____ Extrait de page
Cette figure présente à la fois :

- l'évolution des teneurs isotopiques en carbone 13, indice des proportions relative de plantes à photosynthèse en C3 (delta 13C bas, ~ -27o/oo) et en C4 (delta 13C plus élevé, ~ -13o/oo).

 

Les plantes en C3 ont des valeurs isotopiques du carbone de leur tissus basses, delta 13C ~ -27 o/oo, alors que la photosynthèse C4 conduit à des valeurs de delta 13C plus élevées, ~ -13 o/oo. Les carbonates des sols ou des dents des animaux enregistrent ces différences avec un décalage général des valeurs de ~ +14 o/oo.

 

-l'évolution des températures, reflétée par les teneurs en oxygène 18, d'autant plus élevées que la température locale est basse.

 

Remarque : Dans cette publication, les valeurs de delta 18O sont reportées par rapport au standard PDB, et non par rapport au standard SMOW. Autant que possible, on exprime désormais les valeurs isotopiques de l'oxygène relativement au SMOW, et l'on réserve le standard PDB aux valeurs isotopiques du carbone.

 

L'adaptation des herbivores aux plaines à herbacées :

Les Equidés : acquisition de l'hypsodontie et adaptation à la course

 

Ainsi que le montre la précédente figure, qui inclut des valeurs isotopiques de dents d'Equidés, ces animaux et d'autres herbivores ont progressivement inclus dans leur régime alimentaire les plantes en C4 de plus en plus présentes dans l'environnement.

Mais ces plantes, et plus généralement les herbacées, sont aussi plus siliceuse et donc plus abrasives que les feuilles tendres des arbres. Ce changement qualitatif de la nourriture explique l'apparition, chez les Equidés en particulier, de dents à l'émail épais, souvent très plissé pour former des crêtes coupantes, à couronne élevée, et hypsodontes (à croissance continue), toute ces adaptations permettant une meilleure résistance à l'usure. La figure qui suit, qui concerne encore les Equidés Nord américains, indique clairement l'évolution parallèle de la forme des dents et des teneurs isotopiques de l'alimentation, et le changement qui se produit vers -14 Ma.
________
____ Données extraites
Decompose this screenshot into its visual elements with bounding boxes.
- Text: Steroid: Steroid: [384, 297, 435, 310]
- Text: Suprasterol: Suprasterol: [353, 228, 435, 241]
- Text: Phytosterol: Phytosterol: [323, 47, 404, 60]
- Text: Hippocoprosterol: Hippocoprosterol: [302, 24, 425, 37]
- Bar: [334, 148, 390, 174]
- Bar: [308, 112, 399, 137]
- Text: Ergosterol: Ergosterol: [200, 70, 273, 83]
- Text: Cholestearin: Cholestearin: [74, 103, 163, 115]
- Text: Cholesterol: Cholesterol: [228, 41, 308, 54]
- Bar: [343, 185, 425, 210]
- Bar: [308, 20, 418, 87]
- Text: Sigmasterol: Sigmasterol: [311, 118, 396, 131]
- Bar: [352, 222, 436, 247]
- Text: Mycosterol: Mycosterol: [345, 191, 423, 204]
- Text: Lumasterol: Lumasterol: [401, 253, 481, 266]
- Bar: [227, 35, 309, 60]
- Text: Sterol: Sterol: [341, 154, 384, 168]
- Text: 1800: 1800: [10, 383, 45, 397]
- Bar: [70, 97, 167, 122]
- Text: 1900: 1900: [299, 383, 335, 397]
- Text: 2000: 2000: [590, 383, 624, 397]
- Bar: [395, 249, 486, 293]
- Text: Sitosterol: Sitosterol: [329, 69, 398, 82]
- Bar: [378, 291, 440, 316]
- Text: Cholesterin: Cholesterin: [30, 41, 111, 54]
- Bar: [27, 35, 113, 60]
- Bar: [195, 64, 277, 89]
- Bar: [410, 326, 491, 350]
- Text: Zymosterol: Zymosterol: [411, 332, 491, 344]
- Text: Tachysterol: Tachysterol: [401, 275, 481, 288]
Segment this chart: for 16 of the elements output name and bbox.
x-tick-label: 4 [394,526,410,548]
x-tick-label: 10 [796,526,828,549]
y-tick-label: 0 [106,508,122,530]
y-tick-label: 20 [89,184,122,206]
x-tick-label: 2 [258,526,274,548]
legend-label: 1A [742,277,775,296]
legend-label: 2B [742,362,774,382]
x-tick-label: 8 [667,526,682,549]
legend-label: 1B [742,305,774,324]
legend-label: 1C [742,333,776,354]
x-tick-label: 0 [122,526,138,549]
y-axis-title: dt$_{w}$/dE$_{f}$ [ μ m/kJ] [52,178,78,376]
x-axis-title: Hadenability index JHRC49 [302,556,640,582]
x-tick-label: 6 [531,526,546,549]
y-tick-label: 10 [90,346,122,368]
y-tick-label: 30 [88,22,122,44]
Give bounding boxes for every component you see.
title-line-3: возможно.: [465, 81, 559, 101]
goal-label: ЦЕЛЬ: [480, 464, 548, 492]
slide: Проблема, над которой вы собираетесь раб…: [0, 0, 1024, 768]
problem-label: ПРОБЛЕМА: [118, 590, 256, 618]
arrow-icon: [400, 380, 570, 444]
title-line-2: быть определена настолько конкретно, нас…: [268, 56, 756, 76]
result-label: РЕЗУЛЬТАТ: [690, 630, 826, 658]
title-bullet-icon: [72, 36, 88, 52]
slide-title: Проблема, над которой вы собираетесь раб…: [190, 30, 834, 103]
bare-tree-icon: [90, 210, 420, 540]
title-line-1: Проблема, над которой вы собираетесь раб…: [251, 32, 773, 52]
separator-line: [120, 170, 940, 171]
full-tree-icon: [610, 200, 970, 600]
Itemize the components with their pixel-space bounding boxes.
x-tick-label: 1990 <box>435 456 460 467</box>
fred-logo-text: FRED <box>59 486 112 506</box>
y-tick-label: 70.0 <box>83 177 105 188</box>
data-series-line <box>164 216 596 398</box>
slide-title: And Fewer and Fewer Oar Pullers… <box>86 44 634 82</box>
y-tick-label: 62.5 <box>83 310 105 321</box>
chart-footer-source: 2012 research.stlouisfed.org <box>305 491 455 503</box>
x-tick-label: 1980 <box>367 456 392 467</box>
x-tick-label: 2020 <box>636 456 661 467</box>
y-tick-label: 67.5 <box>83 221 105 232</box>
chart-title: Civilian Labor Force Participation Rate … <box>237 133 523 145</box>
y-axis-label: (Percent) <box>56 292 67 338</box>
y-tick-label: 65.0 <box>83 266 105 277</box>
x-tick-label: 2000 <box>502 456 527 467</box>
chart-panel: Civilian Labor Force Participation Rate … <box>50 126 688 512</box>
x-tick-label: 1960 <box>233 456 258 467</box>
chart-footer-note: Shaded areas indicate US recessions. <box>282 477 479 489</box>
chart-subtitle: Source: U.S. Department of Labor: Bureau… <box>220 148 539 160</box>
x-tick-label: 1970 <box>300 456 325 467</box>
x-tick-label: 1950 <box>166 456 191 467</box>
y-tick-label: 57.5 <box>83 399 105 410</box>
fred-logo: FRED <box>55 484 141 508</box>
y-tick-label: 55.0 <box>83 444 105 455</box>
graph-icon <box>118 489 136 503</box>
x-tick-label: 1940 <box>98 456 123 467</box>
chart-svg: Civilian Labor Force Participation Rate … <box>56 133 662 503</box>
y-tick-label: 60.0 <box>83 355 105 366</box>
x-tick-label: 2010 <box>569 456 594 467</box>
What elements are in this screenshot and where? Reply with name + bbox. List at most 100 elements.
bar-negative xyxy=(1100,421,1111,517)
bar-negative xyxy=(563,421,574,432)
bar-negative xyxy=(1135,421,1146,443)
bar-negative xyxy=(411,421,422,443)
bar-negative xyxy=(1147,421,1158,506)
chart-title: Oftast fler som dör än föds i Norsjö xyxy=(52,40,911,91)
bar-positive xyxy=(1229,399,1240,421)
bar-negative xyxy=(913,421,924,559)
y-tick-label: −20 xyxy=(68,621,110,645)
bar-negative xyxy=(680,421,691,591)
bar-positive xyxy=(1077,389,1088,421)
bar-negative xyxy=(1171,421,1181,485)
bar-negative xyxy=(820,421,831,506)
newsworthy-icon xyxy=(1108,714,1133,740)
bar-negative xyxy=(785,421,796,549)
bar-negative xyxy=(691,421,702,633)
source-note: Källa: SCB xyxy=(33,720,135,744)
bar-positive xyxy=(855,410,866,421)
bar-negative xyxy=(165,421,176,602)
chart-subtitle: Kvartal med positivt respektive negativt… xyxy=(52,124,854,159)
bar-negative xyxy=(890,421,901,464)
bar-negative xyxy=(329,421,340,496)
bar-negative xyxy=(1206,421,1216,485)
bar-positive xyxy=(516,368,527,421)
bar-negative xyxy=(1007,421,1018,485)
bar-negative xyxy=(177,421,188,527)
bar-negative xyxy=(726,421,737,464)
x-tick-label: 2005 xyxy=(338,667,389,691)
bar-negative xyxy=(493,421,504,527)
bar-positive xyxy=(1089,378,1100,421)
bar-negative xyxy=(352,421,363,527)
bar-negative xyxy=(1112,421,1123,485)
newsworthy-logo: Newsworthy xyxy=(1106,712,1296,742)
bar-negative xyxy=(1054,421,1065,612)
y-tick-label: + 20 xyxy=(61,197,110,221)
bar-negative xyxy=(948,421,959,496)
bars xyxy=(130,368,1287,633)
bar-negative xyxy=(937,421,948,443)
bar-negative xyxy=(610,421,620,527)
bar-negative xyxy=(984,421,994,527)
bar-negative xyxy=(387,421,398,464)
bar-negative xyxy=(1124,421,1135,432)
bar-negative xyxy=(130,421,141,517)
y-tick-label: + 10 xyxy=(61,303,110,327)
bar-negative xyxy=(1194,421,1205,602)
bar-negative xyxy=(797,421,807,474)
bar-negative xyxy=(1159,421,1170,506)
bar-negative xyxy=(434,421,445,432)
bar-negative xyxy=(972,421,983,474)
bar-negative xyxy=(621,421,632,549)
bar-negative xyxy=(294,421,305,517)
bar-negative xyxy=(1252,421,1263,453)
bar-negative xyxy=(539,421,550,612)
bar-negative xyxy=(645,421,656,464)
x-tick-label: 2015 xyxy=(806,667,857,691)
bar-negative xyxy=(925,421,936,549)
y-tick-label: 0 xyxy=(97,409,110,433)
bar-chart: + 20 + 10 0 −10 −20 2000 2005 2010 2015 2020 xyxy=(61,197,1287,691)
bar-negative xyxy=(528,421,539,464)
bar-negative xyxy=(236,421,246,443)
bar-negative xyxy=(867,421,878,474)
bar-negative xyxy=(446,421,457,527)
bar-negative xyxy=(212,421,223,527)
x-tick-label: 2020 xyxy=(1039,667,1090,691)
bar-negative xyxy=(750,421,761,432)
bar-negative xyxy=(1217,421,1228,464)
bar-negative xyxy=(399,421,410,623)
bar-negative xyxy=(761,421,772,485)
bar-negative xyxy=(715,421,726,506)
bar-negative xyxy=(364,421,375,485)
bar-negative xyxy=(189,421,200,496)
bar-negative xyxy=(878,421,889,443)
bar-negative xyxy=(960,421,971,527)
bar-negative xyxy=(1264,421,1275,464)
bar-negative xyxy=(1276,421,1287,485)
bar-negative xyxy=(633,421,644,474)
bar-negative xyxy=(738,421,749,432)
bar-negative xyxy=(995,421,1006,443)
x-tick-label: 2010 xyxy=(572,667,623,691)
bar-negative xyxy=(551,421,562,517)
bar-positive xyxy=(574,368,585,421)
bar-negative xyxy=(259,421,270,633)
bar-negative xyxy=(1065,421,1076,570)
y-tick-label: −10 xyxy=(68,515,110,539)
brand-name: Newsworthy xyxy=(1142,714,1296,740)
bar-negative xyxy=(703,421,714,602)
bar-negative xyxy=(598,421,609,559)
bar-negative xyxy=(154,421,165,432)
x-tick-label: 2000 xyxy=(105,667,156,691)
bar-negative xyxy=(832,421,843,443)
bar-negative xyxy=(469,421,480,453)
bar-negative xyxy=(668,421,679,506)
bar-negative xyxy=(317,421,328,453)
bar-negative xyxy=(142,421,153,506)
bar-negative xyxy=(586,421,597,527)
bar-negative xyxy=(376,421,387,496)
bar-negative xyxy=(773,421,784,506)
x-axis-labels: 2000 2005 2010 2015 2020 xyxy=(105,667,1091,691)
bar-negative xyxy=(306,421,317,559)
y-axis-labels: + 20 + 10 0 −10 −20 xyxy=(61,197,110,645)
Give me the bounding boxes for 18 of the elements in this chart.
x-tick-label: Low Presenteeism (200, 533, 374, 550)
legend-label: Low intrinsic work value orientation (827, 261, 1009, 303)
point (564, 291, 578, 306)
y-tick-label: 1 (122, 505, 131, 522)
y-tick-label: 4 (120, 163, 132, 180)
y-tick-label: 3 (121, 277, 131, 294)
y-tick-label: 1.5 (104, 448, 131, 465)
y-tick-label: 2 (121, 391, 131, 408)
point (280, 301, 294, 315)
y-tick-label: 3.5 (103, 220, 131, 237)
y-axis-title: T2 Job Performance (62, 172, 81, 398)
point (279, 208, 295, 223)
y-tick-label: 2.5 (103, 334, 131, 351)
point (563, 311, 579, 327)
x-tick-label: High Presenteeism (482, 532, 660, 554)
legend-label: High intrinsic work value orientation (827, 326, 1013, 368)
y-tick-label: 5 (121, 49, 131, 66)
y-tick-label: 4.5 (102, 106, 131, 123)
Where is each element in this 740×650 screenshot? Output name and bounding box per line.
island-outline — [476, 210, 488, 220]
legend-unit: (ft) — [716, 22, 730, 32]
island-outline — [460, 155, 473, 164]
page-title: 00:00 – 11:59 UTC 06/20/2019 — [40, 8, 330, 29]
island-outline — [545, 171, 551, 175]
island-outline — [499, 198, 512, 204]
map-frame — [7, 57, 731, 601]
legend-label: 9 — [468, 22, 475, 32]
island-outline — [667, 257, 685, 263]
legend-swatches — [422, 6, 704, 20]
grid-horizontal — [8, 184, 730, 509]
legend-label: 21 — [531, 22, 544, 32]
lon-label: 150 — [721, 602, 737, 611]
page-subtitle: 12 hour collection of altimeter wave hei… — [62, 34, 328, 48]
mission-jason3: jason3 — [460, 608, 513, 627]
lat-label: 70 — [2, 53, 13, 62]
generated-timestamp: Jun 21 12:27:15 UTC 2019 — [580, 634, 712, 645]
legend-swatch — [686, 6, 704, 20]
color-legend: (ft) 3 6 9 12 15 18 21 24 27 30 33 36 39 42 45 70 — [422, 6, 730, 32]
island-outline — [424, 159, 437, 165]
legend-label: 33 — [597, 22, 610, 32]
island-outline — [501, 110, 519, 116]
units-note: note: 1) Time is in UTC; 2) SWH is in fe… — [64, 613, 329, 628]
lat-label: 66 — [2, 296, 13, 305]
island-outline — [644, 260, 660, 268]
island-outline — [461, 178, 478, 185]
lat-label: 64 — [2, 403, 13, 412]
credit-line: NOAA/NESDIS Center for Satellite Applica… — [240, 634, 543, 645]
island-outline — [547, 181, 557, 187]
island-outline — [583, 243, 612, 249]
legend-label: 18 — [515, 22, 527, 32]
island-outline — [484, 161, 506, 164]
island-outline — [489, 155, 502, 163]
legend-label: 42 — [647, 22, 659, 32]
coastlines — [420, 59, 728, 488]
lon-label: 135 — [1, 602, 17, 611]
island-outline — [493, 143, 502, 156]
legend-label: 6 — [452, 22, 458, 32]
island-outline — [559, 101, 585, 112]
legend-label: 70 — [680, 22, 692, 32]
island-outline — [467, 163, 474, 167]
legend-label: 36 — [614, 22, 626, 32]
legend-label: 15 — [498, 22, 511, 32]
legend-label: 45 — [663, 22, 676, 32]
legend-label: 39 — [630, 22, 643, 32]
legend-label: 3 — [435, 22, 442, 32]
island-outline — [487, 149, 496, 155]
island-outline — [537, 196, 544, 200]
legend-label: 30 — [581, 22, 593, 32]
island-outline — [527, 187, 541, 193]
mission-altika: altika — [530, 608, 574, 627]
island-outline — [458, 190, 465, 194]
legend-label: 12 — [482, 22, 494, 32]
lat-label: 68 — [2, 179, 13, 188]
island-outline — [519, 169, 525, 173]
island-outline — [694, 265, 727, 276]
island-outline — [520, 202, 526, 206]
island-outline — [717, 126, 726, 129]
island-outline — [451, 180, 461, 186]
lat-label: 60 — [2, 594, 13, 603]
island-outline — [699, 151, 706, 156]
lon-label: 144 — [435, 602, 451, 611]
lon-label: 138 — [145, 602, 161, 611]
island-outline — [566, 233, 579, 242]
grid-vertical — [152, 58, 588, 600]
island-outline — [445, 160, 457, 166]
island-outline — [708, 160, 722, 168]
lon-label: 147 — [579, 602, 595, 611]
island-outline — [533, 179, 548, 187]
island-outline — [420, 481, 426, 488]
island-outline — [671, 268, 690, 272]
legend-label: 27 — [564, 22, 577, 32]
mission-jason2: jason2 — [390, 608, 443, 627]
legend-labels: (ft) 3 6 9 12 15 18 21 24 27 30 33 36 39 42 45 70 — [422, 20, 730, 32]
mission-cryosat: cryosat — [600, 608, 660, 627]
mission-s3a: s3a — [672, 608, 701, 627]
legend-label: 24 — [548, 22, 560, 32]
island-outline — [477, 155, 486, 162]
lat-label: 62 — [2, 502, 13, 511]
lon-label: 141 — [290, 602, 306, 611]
________
● **Consignes de travail**
1. Indiquez si chaque affirmation s'accorde avec l'extrait de page, en répondant par oui ou par non et en citant mot pour mot le passage qui tranche. (a) Les plantes en C4 présentent des valeurs de delta 13C plus élevées que les plantes en C3. (b) Les teneurs en oxygène 18 sont d'autant plus élevées que la température locale est élevée. (c) Les herbacées sont moins abrasives que les feuilles tendres des arbres.
2. Extrayez de l'extrait de page tout le passage qui va de « Cette figure présente » jusqu'à « locale est basse. », sans rien y changer.

● **Liste des réponses**
1.
(a) Oui : « la photosynthèse C4 conduit à des valeurs de delta 13C plus élevées, ~ -13 o/oo »
(b) Non : « d'autant plus élevées que la température locale est basse »
(c) Non : « plus siliceuse et donc plus abrasives que les feuilles tendres des arbres »

2.
Cette figure présente à la fois :

- l'évolution des teneurs isotopiques en carbone 13, indice des proportions relative de plantes à photosynthèse en C3 (delta 13C bas, ~ -27o/oo) et en C4 (delta 13C plus élevé, ~ -13o/oo).

 

Les plantes en C3 ont des valeurs isotopiques du carbone de leur tissus basses, delta 13C ~ -27 o/oo, alors que la photosynthèse C4 conduit à des valeurs de delta 13C plus élevées, ~ -13 o/oo. Les carbonates des sols ou des dents des animaux enregistrent ces différences avec un décalage général des valeurs de ~ +14 o/oo.

 

-l'évolution des températures, reflétée par les teneurs en oxygène 18, d'autant plus élevées que la température locale est basse.